#### Direction
Spot each line that carries the word "title"; copy those lines.

-- begin Records supplied --

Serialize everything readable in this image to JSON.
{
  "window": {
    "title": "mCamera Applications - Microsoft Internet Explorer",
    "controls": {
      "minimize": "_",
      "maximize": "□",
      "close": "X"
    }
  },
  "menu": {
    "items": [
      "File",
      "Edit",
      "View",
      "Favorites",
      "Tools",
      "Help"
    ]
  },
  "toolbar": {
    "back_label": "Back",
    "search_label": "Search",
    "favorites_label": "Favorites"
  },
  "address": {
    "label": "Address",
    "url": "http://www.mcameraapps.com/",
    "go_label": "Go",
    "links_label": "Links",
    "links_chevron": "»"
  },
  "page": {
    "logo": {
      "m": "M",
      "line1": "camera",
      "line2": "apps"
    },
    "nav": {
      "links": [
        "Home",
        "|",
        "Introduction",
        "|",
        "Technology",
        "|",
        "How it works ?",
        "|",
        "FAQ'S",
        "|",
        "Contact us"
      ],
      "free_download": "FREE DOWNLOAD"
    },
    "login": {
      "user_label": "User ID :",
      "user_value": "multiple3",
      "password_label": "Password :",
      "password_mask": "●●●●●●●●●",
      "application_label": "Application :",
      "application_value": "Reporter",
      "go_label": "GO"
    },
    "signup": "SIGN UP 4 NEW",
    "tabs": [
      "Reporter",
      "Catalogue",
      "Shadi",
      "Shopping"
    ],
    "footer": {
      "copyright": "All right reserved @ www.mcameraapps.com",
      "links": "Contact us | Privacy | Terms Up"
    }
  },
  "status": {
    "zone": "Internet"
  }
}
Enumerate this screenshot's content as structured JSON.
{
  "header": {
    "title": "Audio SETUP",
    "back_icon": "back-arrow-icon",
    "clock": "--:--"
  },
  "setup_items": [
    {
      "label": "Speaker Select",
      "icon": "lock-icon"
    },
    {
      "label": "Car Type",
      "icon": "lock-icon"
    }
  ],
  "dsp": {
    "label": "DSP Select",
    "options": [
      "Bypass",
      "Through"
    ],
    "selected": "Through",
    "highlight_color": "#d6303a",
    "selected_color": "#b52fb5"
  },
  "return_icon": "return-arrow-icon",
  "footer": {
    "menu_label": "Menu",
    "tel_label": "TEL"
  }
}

-- end Records supplied --

#### Expected output
    "title": "mCamera Applications - Microsoft Internet Explorer",
    "title": "Audio SETUP",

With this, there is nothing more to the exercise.